- Exercise -
Search the data for the string "header" and extract every line where it appears.

- Data provided -
§

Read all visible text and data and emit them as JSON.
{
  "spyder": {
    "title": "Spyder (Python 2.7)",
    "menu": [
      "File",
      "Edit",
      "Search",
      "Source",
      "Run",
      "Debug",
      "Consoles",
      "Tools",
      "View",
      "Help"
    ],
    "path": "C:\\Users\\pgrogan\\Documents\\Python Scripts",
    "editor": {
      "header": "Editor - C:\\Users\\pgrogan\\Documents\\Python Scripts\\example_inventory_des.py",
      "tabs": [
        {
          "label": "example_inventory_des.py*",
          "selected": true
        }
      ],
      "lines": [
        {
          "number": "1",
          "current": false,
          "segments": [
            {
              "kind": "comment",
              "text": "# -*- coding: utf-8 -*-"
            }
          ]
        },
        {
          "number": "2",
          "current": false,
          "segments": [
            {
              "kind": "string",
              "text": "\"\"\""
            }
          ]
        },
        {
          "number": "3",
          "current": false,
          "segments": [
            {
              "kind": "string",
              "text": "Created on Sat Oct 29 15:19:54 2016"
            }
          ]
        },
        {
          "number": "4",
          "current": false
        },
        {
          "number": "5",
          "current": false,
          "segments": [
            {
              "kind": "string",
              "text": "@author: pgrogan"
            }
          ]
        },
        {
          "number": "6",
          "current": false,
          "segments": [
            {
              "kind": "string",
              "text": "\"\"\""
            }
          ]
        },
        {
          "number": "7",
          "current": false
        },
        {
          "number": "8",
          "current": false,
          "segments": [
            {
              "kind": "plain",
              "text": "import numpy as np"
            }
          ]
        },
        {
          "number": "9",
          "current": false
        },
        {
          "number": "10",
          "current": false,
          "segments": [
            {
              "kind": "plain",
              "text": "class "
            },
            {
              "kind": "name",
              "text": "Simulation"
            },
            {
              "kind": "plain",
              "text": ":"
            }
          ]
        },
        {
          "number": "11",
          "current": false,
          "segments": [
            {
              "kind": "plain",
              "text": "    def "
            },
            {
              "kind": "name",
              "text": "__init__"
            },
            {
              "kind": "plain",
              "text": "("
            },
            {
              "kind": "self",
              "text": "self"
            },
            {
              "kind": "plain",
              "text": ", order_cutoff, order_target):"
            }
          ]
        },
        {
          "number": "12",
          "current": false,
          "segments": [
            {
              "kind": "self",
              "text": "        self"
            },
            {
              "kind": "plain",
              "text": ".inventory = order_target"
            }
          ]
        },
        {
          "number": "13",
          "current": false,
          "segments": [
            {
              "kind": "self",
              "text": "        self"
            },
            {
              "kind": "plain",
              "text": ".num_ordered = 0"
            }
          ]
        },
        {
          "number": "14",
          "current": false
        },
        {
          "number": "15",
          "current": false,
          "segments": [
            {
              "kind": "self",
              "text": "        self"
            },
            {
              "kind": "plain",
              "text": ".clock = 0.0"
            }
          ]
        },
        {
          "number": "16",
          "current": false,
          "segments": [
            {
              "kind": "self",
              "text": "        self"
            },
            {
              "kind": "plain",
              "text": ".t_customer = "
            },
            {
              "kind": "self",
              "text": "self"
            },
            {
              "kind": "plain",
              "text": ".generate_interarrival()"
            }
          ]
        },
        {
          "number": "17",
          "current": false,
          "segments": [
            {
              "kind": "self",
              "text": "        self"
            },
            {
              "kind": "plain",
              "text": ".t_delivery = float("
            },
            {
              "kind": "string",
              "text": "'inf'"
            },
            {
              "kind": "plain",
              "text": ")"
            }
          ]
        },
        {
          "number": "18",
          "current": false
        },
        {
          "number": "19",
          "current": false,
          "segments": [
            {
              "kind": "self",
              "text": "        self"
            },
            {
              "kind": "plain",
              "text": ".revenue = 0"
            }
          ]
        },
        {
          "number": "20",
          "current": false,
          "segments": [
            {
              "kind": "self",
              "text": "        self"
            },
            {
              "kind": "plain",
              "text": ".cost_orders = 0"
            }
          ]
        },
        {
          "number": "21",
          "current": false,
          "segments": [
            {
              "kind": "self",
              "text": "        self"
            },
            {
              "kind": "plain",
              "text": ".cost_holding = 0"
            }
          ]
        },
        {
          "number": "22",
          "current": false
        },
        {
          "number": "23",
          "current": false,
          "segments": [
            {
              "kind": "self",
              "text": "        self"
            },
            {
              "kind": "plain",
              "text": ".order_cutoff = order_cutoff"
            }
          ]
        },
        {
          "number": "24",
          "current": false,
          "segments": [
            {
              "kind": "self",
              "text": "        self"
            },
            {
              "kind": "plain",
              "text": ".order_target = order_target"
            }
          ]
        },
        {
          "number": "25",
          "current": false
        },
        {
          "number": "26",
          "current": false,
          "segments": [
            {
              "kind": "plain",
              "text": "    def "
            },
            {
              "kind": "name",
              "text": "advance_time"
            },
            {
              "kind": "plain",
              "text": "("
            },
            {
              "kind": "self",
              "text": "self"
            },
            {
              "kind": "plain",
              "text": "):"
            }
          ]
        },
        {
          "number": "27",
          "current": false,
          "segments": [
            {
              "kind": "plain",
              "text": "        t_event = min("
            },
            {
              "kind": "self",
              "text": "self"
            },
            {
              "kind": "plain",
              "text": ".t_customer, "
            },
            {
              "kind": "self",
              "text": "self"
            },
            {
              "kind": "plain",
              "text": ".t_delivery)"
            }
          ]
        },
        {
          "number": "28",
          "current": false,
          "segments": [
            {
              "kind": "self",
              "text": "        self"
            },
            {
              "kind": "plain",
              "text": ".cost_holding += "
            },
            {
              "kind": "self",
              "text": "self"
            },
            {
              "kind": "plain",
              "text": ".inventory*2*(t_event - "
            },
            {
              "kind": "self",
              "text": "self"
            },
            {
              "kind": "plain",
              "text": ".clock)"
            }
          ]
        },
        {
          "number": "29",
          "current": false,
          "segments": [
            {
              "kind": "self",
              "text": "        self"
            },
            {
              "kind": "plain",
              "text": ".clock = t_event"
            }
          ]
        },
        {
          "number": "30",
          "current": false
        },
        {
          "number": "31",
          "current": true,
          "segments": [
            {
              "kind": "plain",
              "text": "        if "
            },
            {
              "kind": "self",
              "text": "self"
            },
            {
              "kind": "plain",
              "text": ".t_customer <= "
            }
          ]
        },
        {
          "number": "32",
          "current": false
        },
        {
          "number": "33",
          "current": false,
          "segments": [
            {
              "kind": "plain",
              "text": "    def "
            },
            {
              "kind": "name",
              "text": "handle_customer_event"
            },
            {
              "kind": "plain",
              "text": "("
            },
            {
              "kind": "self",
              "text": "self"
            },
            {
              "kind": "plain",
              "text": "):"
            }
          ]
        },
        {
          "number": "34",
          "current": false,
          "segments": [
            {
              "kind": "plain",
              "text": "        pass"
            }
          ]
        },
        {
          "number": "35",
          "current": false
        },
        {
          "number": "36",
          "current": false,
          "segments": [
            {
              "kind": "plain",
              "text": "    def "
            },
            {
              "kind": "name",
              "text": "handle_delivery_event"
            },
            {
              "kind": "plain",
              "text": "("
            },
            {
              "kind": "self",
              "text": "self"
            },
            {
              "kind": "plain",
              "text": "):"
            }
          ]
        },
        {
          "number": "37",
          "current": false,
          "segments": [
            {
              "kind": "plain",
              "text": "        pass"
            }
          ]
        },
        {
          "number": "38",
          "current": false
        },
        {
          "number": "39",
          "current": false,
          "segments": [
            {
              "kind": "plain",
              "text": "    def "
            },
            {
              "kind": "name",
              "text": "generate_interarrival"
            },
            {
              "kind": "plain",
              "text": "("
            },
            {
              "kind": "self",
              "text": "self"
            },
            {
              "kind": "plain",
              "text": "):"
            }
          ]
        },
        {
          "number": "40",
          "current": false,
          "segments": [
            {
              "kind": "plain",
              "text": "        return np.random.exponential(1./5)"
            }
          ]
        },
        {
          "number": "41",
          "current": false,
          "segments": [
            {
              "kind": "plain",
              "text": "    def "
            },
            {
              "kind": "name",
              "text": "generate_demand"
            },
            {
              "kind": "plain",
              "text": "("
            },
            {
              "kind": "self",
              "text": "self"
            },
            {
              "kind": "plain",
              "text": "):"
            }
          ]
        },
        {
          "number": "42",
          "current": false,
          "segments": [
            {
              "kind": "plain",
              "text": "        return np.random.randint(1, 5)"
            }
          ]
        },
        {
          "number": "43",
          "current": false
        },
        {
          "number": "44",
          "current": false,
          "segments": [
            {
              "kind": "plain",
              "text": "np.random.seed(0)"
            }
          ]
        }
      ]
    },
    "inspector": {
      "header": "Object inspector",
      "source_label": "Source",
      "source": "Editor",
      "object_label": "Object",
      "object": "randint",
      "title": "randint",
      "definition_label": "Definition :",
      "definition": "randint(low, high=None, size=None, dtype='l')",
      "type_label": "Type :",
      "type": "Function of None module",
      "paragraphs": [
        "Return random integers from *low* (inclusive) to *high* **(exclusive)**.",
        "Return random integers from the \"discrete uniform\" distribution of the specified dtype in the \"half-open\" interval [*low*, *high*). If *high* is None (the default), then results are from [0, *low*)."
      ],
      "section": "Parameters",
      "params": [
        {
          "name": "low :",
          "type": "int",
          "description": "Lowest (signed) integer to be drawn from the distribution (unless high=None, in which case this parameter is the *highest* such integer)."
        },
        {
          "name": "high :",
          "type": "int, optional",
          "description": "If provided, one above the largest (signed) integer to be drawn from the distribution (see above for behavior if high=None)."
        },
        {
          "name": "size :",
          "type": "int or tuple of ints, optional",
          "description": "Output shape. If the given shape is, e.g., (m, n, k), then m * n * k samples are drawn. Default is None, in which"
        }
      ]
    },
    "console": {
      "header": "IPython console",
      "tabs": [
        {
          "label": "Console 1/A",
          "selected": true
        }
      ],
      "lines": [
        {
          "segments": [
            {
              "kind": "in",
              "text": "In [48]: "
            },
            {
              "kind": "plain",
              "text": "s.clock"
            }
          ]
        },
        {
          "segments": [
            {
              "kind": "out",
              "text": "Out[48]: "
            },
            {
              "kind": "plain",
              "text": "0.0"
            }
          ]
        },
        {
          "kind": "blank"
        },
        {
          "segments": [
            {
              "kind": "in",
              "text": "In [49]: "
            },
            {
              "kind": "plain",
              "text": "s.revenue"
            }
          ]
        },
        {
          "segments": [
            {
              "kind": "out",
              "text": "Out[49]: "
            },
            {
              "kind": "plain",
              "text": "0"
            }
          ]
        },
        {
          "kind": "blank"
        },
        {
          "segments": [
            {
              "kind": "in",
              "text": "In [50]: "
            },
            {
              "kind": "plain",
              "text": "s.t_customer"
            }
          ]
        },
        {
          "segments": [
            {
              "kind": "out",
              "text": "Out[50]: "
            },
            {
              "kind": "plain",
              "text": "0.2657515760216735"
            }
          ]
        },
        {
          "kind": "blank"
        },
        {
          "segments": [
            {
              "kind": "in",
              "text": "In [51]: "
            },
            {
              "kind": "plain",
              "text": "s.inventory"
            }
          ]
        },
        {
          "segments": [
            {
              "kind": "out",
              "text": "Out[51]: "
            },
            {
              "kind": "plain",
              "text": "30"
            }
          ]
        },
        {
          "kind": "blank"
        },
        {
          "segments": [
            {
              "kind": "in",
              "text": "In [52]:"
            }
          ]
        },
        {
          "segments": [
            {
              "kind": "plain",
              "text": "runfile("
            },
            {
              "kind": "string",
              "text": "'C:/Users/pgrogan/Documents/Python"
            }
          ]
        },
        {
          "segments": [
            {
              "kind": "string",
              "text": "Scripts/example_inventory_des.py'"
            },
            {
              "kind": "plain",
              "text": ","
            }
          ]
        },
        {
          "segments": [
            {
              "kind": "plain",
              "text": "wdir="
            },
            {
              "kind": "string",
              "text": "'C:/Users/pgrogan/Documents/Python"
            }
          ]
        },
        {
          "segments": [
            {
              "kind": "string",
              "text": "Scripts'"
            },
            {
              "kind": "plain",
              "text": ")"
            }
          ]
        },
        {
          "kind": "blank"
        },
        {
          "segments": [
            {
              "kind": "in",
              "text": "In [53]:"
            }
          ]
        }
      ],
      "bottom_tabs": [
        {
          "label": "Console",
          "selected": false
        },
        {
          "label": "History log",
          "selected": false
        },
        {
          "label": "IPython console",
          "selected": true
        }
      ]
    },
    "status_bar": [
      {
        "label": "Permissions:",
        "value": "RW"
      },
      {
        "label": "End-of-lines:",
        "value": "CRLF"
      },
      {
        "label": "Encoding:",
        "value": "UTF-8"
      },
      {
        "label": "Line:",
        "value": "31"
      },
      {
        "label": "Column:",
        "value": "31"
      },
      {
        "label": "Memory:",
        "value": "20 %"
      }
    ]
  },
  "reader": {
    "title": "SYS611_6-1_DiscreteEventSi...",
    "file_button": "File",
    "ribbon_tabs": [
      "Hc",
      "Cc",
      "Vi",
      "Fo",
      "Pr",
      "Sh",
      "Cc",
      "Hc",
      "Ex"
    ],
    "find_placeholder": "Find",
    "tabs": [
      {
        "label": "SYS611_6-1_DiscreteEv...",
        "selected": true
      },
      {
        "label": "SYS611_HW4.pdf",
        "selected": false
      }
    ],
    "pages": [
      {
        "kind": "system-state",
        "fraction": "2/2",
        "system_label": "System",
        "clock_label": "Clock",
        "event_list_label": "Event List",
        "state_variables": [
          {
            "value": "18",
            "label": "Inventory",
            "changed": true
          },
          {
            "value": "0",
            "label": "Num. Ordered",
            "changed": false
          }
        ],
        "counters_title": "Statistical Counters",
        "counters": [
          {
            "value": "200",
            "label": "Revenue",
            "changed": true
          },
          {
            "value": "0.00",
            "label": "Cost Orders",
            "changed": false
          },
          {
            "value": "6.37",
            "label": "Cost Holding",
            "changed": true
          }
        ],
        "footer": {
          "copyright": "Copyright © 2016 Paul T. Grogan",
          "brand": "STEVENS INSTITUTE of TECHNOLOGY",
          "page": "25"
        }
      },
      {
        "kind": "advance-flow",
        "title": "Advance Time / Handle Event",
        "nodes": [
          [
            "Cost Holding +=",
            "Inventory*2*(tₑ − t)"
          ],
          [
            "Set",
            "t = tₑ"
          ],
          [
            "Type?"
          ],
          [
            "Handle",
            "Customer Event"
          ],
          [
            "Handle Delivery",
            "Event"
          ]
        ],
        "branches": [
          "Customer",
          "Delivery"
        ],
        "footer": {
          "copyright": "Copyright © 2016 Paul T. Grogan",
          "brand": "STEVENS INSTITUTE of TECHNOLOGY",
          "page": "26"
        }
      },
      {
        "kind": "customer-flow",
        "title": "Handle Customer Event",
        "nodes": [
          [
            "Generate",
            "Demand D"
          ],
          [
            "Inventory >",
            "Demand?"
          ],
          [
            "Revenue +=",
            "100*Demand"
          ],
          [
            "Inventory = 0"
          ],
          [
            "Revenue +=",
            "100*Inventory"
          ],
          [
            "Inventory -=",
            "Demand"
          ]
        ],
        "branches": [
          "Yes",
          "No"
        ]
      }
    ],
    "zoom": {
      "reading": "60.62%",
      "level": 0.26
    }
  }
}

§

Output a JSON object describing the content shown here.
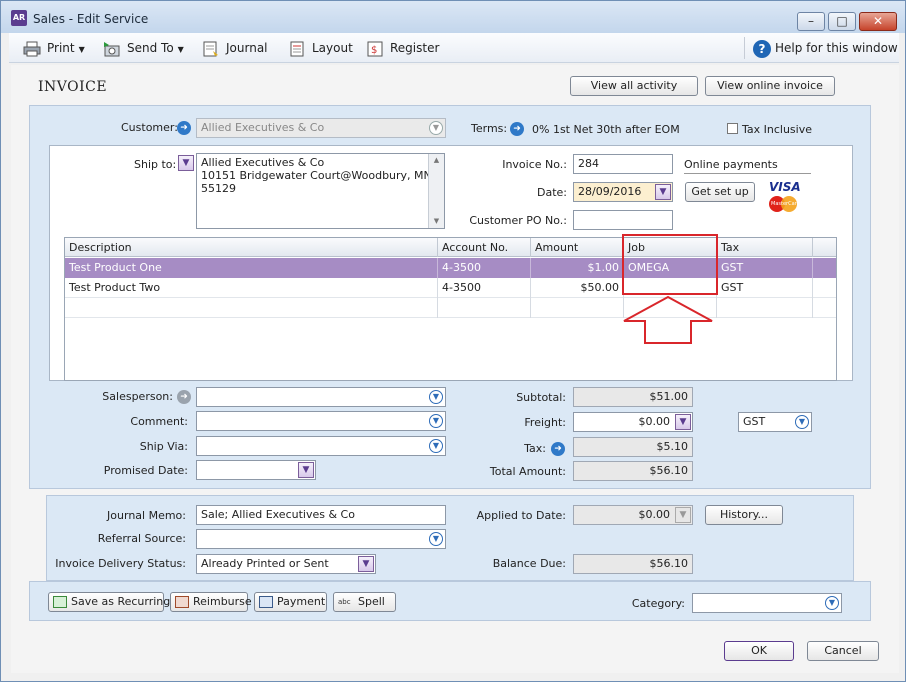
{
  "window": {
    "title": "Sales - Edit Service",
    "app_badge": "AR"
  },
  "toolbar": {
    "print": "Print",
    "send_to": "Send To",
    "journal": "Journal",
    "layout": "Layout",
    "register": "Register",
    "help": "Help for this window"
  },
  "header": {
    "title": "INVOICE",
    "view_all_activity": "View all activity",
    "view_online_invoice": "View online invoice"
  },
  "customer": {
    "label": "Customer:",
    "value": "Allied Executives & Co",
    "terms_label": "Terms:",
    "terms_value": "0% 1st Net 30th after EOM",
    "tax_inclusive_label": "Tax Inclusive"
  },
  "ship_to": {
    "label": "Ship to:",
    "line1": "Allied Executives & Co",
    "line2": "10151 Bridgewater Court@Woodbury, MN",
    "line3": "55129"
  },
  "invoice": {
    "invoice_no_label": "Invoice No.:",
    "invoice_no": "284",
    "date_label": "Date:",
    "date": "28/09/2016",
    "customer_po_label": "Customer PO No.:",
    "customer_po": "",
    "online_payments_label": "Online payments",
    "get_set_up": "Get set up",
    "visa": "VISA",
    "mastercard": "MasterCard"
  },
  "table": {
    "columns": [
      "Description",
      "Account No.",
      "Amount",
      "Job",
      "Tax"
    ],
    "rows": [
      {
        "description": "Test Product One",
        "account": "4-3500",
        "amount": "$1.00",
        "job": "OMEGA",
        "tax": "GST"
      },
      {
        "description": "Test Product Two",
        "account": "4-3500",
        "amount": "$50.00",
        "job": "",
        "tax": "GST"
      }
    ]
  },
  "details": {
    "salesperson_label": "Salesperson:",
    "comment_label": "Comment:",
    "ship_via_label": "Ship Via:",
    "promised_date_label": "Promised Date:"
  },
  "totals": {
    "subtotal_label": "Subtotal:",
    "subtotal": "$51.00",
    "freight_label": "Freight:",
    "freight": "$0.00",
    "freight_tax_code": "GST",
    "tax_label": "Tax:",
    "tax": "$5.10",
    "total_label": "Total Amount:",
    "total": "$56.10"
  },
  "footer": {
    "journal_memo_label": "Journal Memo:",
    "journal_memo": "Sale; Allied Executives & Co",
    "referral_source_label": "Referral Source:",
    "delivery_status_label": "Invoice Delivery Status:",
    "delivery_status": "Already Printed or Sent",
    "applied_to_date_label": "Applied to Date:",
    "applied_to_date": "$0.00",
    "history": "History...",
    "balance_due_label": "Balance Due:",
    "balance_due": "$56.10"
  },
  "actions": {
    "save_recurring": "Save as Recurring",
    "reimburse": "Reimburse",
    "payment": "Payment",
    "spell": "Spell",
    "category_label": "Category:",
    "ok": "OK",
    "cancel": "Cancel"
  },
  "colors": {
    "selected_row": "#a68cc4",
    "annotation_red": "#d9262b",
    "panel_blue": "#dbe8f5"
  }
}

§

- Worked answer -
      "header": "Editor - C:\\Users\\pgrogan\\Documents\\Python Scripts\\example_inventory_des.py",
      "header": "Object inspector",
      "header": "IPython console",
  "header": {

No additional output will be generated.